Data entries →
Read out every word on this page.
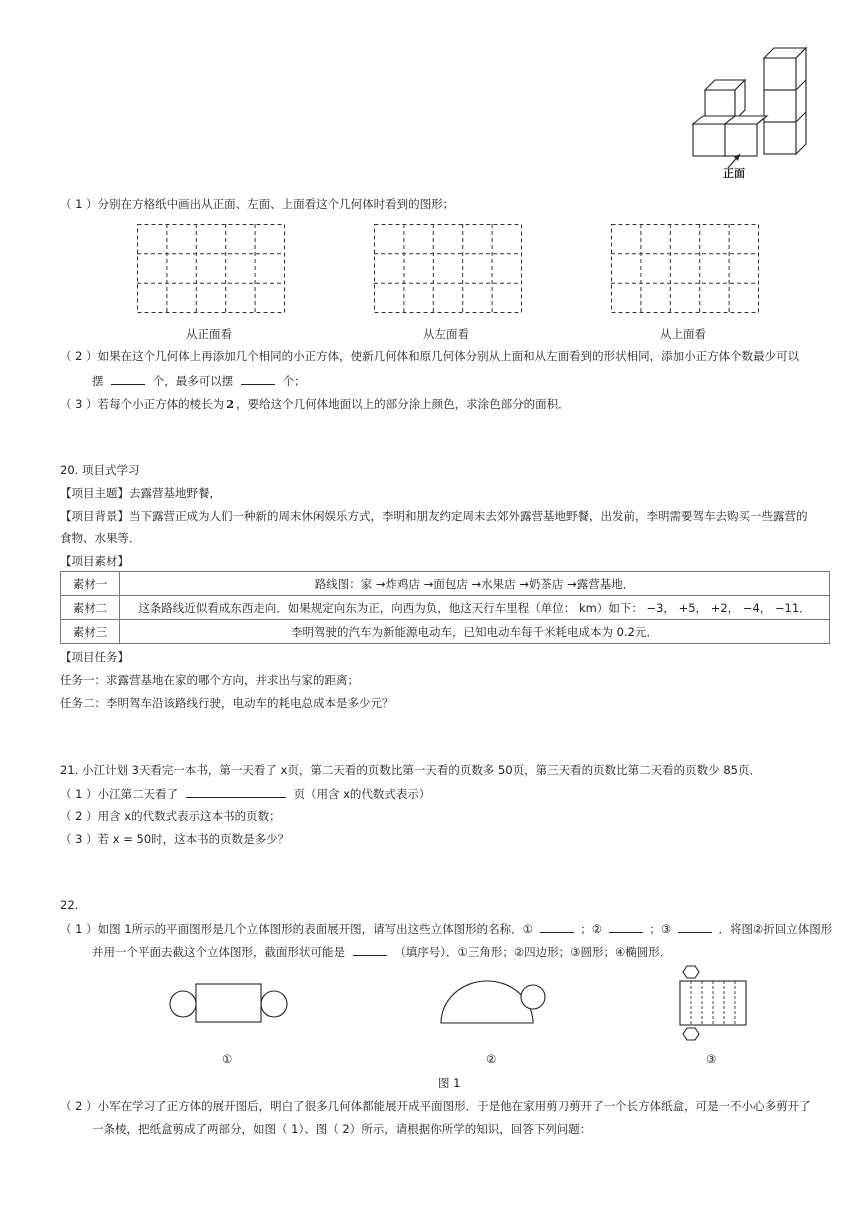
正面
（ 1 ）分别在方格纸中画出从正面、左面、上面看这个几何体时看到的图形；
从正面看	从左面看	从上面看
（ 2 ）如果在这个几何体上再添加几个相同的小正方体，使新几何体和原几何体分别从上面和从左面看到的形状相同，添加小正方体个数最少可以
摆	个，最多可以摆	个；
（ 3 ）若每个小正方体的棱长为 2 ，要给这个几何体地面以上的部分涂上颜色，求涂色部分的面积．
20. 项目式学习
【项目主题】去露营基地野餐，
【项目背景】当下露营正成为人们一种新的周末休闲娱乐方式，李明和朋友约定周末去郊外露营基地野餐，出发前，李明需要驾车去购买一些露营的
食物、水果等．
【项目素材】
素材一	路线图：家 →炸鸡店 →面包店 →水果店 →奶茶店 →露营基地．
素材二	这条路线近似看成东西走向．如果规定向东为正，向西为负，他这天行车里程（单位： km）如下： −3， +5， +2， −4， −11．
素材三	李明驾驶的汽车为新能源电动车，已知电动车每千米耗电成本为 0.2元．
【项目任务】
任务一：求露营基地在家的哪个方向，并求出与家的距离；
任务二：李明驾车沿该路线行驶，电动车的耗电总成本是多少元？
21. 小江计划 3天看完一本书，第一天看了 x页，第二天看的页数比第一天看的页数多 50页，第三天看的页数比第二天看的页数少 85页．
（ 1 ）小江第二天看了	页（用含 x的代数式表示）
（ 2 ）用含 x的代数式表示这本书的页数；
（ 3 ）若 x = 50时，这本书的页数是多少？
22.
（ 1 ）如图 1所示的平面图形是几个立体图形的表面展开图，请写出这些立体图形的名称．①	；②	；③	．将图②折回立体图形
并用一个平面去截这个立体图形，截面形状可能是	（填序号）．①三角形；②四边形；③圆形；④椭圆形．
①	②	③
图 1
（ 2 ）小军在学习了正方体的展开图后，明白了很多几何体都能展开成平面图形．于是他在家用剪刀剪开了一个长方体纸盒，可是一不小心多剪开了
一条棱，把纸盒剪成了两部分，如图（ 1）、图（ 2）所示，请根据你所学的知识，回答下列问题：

==

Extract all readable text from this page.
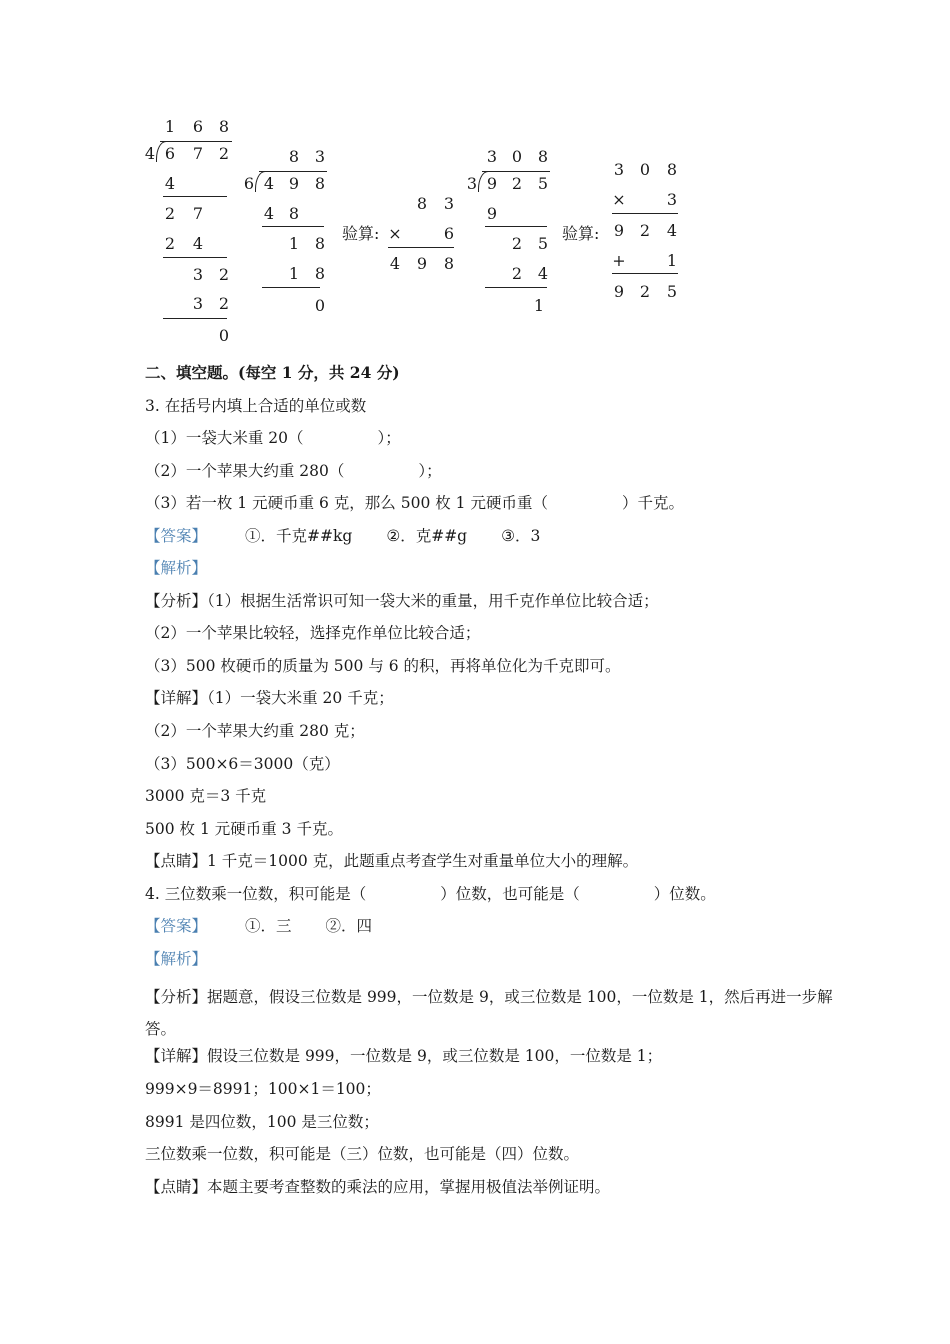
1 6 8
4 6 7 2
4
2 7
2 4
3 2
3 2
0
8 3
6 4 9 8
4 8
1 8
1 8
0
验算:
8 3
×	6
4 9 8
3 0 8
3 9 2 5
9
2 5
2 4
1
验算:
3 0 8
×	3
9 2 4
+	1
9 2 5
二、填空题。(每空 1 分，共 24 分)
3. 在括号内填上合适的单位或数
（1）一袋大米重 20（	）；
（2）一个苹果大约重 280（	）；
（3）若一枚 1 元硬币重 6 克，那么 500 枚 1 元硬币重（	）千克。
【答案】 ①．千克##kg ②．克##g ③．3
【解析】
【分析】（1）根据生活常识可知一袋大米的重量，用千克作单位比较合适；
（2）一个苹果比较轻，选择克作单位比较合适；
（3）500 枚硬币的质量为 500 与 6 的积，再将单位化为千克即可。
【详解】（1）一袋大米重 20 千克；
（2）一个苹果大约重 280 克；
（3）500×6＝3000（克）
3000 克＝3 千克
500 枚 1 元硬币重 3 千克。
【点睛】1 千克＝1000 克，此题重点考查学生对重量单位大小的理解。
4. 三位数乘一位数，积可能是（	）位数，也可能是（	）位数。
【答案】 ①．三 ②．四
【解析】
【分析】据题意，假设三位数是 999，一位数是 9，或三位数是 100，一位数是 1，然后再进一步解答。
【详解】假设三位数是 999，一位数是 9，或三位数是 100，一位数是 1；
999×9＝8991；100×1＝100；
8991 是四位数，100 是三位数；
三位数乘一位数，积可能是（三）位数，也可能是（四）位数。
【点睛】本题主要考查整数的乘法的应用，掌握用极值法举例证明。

What is needed →
Pull out all lines of the data with the string "积可能是".

Problem solution →
4. 三位数乘一位数，积可能是（	）位数，也可能是（	）位数。
三位数乘一位数，积可能是（三）位数，也可能是（四）位数。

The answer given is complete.